◆ WHAT TO DO: Return the listing below exactly, with the pictures dropped.

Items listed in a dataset
>>>>

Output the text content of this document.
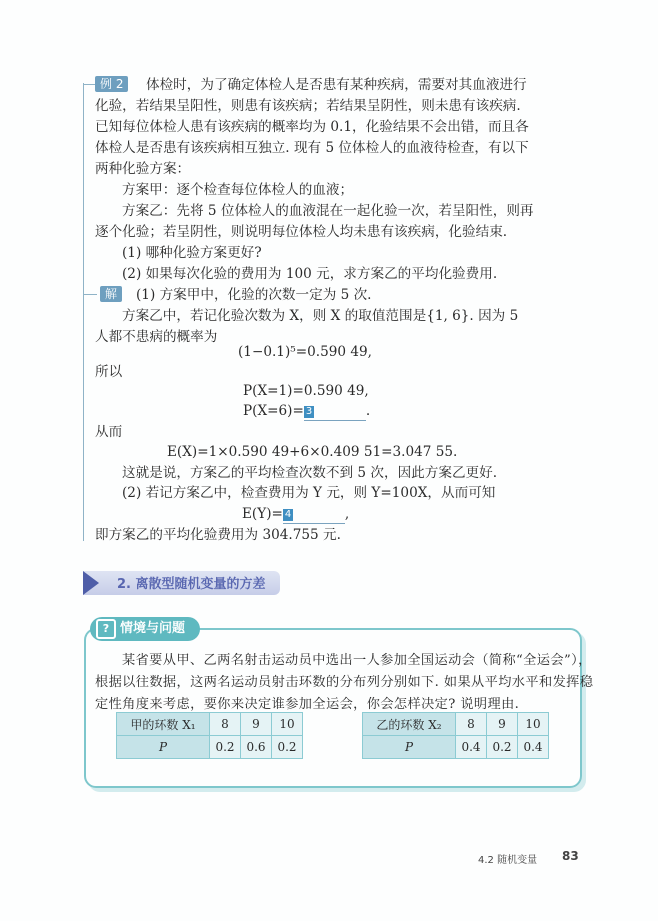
例 2	体检时，为了确定体检人是否患有某种疾病，需要对其血液进行
化验，若结果呈阳性，则患有该疾病；若结果呈阴性，则未患有该疾病.
已知每位体检人患有该疾病的概率均为 0.1，化验结果不会出错，而且各
体检人是否患有该疾病相互独立. 现有 5 位体检人的血液待检查，有以下
两种化验方案：
方案甲：逐个检查每位体检人的血液；
方案乙：先将 5 位体检人的血液混在一起化验一次，若呈阳性，则再
逐个化验；若呈阴性，则说明每位体检人均未患有该疾病，化验结束.
(1) 哪种化验方案更好?
(2) 如果每次化验的费用为 100 元，求方案乙的平均化验费用.
解	(1) 方案甲中，化验的次数一定为 5 次.
方案乙中，若记化验次数为 X，则 X 的取值范围是{1, 6}. 因为 5
人都不患病的概率为
(1−0.1)⁵=0.590 49,
所以
P(X=1)=0.590 49,
P(X=6)= 3	.
从而
E(X)=1×0.590 49+6×0.409 51=3.047 55.
这就是说，方案乙的平均检查次数不到 5 次，因此方案乙更好.
(2) 若记方案乙中，检查费用为 Y 元，则 Y=100X，从而可知
E(Y)= 4	,
即方案乙的平均化验费用为 304.755 元.
2. 离散型随机变量的方差
? 情境与问题
某省要从甲、乙两名射击运动员中选出一人参加全国运动会（简称“全运会”），
根据以往数据，这两名运动员射击环数的分布列分别如下. 如果从平均水平和发挥稳
定性角度来考虑，要你来决定谁参加全运会，你会怎样决定? 说明理由.
甲的环数 X₁	8	9	10
P	0.2	0.6	0.2
乙的环数 X₂	8	9	10
P	0.4	0.2	0.4
4.2 随机变量 83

<<<<

◆ EXERCISE ANSWER:
Output the text content of this document.
例 2	体检时，为了确定体检人是否患有某种疾病，需要对其血液进行
化验，若结果呈阳性，则患有该疾病；若结果呈阴性，则未患有该疾病.
已知每位体检人患有该疾病的概率均为 0.1，化验结果不会出错，而且各
体检人是否患有该疾病相互独立. 现有 5 位体检人的血液待检查，有以下
两种化验方案：
方案甲：逐个检查每位体检人的血液；
方案乙：先将 5 位体检人的血液混在一起化验一次，若呈阳性，则再
逐个化验；若呈阴性，则说明每位体检人均未患有该疾病，化验结束.
(1) 哪种化验方案更好?
(2) 如果每次化验的费用为 100 元，求方案乙的平均化验费用.
解	(1) 方案甲中，化验的次数一定为 5 次.
方案乙中，若记化验次数为 X，则 X 的取值范围是{1, 6}. 因为 5
人都不患病的概率为
(1−0.1)⁵=0.590 49,
所以
P(X=1)=0.590 49,
P(X=6)= 3	.
从而
E(X)=1×0.590 49+6×0.409 51=3.047 55.
这就是说，方案乙的平均检查次数不到 5 次，因此方案乙更好.
(2) 若记方案乙中，检查费用为 Y 元，则 Y=100X，从而可知
E(Y)= 4	,
即方案乙的平均化验费用为 304.755 元.
2. 离散型随机变量的方差
? 情境与问题
某省要从甲、乙两名射击运动员中选出一人参加全国运动会（简称“全运会”），
根据以往数据，这两名运动员射击环数的分布列分别如下. 如果从平均水平和发挥稳
定性角度来考虑，要你来决定谁参加全运会，你会怎样决定? 说明理由.
甲的环数 X₁	8	9	10
P	0.2	0.6	0.2
乙的环数 X₂	8	9	10
P	0.4	0.2	0.4
4.2 随机变量 83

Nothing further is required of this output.